DATASET CONTENT –
[Begin]

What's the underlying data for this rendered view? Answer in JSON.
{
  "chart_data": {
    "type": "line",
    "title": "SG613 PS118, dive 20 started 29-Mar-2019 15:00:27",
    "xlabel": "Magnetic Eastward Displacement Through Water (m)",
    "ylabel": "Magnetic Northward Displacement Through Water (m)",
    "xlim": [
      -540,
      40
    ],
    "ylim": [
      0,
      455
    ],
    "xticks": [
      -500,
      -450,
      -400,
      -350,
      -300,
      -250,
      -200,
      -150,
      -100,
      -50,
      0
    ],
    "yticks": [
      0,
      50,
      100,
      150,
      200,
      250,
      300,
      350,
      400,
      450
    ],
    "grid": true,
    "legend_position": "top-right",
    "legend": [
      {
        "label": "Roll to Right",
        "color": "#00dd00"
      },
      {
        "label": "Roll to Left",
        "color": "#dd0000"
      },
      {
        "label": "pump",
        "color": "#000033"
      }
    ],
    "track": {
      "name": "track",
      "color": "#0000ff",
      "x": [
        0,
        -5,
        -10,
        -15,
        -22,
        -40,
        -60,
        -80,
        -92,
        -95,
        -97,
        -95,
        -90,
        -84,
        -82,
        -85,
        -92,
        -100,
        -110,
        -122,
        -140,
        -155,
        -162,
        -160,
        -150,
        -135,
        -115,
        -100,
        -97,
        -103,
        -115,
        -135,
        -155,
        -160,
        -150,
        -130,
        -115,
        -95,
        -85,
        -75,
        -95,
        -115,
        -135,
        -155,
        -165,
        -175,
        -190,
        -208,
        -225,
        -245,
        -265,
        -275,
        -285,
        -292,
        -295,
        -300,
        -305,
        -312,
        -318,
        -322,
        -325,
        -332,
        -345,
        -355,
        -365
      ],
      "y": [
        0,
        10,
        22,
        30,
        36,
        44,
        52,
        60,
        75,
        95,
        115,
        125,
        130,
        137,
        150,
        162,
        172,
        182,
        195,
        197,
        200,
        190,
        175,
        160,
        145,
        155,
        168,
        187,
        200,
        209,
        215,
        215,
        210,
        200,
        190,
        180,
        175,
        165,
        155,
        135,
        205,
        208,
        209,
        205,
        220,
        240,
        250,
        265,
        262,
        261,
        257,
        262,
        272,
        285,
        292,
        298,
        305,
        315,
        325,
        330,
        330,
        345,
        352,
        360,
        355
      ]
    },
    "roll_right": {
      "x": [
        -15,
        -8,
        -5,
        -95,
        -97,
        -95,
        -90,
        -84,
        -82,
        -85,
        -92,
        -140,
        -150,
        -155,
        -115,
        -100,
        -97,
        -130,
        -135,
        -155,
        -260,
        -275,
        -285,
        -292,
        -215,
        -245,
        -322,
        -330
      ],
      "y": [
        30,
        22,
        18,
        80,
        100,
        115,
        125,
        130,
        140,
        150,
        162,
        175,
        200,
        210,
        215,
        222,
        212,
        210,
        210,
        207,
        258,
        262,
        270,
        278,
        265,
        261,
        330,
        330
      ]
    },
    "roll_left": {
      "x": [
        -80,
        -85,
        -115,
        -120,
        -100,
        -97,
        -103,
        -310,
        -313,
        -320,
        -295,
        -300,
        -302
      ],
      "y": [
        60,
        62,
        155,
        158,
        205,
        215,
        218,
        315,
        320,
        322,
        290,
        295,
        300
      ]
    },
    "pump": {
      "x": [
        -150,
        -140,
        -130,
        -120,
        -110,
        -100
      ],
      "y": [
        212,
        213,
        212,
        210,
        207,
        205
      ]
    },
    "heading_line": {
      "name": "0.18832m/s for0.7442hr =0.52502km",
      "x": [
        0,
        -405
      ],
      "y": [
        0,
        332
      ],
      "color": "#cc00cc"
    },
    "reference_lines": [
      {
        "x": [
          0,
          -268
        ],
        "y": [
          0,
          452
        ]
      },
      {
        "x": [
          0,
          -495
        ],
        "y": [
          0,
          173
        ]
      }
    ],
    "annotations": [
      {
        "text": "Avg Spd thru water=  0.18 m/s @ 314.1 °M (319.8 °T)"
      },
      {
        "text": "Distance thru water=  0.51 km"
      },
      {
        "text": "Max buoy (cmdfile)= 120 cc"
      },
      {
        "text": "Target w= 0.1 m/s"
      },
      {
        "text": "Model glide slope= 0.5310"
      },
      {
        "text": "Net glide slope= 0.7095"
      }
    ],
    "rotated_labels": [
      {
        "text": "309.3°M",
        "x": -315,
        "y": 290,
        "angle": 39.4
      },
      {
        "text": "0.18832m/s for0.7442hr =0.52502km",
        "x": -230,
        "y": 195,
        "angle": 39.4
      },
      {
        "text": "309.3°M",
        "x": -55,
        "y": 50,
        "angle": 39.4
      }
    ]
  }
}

[End]

SET TASK – Select the lines that carry the string "color" and copy them.

COMPLETED EXERCISE –
        "color": "#00dd00"
        "color": "#dd0000"
        "color": "#000033"
      "color": "#0000ff",
      "color": "#cc00cc"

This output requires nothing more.